## [Set task]
Identify, in the records below, every line where the string "Companions" appears, and copy each such line.

## [Available data]
────────────────────────────────────────

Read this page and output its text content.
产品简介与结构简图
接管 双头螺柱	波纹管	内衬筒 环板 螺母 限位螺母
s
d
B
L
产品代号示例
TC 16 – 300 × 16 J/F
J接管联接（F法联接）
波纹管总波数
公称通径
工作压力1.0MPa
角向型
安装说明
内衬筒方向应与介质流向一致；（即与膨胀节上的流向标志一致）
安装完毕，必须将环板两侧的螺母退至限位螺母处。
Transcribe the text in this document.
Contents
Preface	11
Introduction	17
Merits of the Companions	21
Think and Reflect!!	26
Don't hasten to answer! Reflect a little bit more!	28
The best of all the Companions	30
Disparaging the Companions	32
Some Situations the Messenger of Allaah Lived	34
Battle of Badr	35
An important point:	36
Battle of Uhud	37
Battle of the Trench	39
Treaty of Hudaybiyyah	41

────────────────────────────────────────

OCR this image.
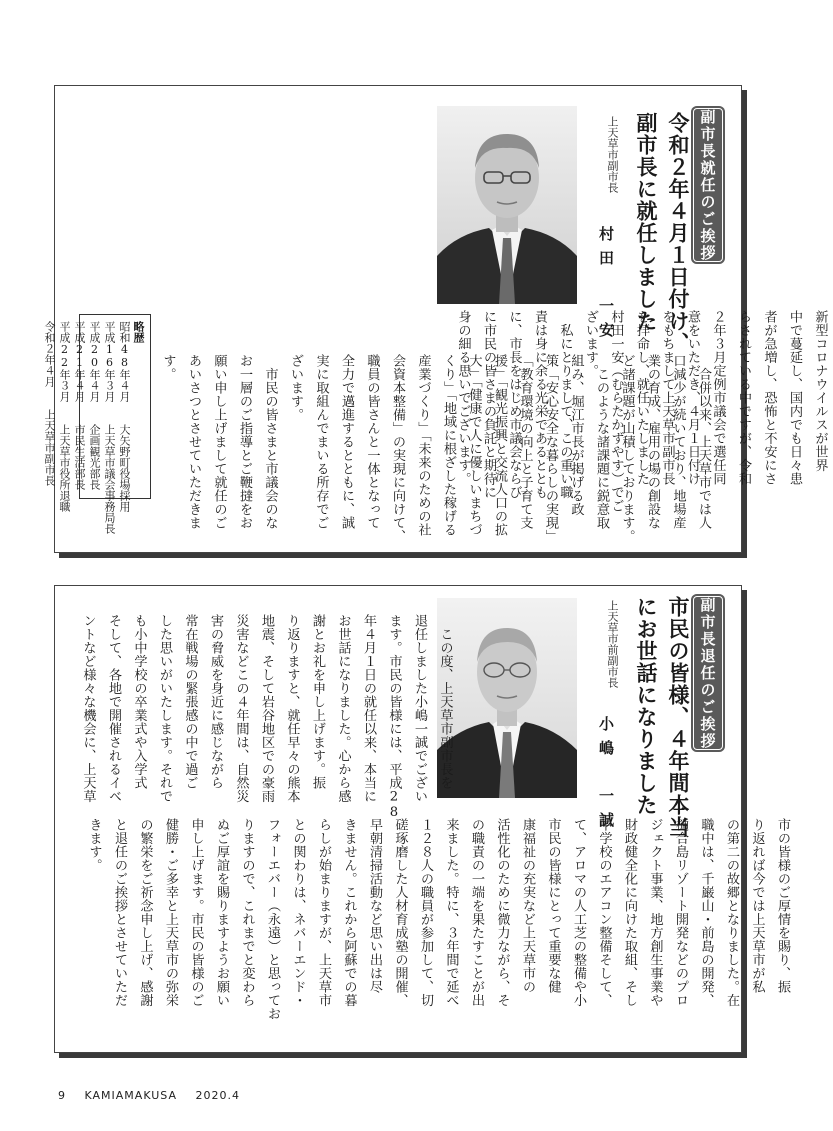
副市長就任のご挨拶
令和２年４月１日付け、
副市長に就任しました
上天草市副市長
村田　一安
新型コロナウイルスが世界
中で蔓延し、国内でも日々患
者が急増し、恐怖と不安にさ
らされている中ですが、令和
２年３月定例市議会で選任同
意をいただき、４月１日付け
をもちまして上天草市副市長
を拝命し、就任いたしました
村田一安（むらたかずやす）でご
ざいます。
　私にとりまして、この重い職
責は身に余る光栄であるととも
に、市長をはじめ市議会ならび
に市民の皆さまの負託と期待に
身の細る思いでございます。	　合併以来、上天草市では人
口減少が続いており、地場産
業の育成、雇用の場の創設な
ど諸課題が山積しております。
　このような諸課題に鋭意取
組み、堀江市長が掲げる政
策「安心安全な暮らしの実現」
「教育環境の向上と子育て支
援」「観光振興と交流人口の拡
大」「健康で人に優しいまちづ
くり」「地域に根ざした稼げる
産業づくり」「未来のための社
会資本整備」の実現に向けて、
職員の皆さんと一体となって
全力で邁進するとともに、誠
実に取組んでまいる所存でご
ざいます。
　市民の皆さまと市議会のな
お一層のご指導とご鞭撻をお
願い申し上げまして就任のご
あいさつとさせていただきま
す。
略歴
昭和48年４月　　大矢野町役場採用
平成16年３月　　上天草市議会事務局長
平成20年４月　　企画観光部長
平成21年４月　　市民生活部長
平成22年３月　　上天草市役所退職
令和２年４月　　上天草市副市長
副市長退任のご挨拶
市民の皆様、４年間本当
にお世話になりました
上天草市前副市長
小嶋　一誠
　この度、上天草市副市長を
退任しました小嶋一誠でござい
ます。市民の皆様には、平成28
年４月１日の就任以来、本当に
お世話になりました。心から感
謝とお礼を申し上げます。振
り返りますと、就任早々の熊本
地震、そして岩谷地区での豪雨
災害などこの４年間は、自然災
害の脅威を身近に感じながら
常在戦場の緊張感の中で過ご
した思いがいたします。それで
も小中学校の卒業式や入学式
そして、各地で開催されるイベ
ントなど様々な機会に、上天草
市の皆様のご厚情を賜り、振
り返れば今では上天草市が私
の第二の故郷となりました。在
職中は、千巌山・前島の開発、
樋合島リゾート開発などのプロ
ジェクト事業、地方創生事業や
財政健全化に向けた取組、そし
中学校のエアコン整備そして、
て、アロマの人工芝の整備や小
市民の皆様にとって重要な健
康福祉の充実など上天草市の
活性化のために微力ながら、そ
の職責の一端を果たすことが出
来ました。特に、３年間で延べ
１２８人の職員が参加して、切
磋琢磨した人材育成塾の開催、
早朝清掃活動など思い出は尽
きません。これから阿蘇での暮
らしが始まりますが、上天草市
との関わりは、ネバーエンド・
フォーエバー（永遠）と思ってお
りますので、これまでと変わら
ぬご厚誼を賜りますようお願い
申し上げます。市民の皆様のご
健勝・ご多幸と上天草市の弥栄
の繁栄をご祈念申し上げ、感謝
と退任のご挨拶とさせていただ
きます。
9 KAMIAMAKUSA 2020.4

────────────────────────────────────────

## [Solution below]
Merits of the Companions	21
The best of all the Companions	30
Disparaging the Companions	32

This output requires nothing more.